--- start of Exercise inputs ---
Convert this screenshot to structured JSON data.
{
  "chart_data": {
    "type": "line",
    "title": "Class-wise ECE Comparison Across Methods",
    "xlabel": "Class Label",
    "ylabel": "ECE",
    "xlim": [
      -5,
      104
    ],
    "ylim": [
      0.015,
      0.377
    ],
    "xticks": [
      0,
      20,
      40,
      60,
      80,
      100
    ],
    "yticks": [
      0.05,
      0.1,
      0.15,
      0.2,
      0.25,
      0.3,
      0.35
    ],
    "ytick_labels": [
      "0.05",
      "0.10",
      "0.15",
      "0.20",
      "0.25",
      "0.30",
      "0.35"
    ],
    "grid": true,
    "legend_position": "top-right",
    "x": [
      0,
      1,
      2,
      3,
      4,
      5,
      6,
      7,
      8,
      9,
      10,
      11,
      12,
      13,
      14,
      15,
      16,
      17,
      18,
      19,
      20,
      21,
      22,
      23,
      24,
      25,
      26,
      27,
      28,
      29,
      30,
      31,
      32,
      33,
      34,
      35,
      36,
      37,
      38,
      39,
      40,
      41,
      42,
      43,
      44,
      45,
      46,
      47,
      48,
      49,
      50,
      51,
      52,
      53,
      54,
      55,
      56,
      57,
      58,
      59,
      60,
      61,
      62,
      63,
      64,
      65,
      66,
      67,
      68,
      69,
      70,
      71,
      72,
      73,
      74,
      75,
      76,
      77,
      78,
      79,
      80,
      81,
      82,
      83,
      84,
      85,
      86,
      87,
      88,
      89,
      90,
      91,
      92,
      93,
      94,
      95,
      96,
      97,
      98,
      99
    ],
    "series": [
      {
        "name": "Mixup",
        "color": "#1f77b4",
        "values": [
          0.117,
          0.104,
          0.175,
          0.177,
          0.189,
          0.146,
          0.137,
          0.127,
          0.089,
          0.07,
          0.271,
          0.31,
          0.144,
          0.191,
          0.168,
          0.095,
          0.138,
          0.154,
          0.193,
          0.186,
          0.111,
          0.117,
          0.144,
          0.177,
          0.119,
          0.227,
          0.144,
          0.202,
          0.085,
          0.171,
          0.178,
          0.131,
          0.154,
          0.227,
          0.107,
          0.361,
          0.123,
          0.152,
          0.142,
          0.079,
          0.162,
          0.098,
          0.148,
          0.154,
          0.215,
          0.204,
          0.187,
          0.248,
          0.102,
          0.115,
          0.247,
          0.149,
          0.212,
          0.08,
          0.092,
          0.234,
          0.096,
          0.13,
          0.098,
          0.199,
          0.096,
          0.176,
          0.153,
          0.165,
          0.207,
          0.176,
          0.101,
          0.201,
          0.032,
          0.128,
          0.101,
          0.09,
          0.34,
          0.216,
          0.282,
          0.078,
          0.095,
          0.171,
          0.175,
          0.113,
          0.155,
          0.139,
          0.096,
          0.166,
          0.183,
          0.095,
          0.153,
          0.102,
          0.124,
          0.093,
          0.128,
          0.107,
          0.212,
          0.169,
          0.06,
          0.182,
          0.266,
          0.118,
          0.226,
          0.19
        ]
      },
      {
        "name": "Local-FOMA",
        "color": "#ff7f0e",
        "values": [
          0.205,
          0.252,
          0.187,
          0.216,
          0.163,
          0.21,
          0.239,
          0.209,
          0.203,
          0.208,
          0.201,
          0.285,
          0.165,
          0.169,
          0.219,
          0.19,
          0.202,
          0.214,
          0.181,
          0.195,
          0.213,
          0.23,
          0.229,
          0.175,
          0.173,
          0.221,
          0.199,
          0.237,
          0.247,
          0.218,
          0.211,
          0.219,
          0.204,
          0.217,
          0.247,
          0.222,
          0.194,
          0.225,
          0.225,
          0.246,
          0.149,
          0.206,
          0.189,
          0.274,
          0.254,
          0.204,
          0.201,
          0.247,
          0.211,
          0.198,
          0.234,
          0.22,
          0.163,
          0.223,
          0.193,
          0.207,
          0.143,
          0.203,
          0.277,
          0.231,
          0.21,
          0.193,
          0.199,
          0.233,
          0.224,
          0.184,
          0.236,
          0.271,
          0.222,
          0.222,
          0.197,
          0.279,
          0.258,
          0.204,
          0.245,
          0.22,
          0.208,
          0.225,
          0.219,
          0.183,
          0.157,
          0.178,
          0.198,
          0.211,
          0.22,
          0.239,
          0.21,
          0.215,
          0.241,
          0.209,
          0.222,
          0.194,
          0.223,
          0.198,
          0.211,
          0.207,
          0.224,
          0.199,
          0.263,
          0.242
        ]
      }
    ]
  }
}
--- end of Exercise inputs ---
--- start of Exercise inputs ---
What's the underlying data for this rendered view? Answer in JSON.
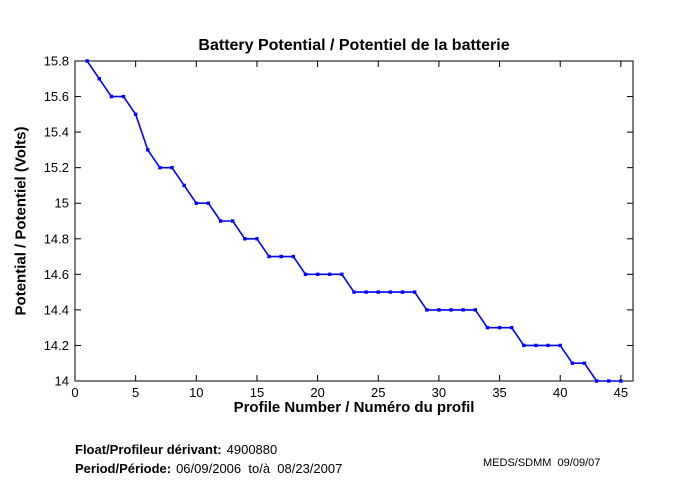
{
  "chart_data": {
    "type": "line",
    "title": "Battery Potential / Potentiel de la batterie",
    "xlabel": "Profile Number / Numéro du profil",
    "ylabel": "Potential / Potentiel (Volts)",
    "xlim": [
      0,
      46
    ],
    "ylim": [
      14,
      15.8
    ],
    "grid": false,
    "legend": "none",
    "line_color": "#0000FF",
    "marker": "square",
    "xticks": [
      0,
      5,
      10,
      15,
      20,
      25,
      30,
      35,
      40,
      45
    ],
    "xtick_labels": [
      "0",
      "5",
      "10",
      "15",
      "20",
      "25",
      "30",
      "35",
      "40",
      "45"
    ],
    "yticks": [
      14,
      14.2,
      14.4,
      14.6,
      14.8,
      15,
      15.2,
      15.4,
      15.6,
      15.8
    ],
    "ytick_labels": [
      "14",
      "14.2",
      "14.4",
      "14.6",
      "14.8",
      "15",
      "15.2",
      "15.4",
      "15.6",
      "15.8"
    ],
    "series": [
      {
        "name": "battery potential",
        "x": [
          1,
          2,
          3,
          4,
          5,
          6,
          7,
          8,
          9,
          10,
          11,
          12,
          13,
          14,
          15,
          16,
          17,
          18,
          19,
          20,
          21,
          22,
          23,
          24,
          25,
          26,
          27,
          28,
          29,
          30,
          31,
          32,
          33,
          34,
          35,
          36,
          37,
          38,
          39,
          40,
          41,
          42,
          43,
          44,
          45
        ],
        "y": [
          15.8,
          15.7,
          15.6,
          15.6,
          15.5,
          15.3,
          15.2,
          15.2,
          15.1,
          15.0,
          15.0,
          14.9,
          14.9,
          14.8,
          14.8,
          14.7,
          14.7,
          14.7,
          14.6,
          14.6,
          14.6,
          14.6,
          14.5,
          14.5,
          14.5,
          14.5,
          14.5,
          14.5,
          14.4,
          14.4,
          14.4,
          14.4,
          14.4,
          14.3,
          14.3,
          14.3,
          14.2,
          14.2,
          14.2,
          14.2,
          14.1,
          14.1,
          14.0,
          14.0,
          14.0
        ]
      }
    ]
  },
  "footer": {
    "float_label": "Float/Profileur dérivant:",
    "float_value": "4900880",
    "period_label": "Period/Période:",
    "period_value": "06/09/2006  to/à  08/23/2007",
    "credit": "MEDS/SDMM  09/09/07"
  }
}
--- end of Exercise inputs ---
Gather all lines where the word "name" appears.

• [Written reply]:
        "name": "Mixup",
        "name": "Local-FOMA",
        "name": "battery potential",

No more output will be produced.